==== Information ====

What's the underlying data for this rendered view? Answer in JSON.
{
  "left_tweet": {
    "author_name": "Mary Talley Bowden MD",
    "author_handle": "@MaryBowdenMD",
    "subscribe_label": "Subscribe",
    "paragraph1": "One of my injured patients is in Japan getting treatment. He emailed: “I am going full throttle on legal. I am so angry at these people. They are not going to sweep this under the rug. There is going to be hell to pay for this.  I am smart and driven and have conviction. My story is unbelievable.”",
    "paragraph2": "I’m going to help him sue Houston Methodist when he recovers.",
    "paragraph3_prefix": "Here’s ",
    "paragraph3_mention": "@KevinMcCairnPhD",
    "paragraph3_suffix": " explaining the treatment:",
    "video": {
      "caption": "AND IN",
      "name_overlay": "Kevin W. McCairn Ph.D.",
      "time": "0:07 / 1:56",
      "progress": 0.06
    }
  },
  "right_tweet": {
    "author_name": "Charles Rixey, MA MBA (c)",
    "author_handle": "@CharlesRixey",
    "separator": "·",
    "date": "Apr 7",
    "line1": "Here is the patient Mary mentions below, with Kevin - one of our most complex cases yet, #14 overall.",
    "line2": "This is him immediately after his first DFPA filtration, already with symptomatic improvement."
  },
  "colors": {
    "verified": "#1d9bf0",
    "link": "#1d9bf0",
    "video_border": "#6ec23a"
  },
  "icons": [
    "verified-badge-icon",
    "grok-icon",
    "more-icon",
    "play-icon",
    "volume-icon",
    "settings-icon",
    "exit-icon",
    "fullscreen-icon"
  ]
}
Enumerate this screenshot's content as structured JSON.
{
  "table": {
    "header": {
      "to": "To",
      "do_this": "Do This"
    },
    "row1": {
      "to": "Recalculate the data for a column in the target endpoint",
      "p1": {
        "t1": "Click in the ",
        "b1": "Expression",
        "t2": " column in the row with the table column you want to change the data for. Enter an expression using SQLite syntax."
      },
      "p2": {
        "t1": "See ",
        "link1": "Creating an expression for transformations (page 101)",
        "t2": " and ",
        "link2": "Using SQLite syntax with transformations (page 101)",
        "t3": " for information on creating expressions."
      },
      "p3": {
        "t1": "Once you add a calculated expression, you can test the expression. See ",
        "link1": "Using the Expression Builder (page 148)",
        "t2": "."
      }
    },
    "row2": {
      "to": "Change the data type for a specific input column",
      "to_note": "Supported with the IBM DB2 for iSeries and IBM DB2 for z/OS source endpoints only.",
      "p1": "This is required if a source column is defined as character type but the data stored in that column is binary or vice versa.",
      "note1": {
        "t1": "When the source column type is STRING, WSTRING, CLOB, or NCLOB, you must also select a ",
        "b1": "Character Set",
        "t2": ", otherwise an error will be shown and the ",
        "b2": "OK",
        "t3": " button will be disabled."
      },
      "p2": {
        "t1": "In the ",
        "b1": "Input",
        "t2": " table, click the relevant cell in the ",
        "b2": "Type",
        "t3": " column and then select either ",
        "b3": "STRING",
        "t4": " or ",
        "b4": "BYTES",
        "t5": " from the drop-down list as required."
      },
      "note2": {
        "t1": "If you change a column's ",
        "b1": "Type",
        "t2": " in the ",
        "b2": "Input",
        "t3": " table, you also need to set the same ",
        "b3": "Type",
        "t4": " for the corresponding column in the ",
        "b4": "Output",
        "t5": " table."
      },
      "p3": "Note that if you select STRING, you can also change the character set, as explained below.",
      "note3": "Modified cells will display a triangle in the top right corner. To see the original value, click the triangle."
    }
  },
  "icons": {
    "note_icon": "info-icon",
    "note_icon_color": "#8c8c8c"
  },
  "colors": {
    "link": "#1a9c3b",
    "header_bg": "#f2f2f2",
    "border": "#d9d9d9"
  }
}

====

Task description:
Would you please return all lines from the listing above that contain "with"?

Response to this task:
    "line1": "Here is the patient Mary mentions below, with Kevin - one of our most complex cases yet, #14 overall.",
    "line2": "This is him immediately after his first DFPA filtration, already with symptomatic improvement."
        "t2": " column in the row with the table column you want to change the data for. Enter an expression using SQLite syntax."
        "link2": "Using SQLite syntax with transformations (page 101)",
      "to_note": "Supported with the IBM DB2 for iSeries and IBM DB2 for z/OS source endpoints only.",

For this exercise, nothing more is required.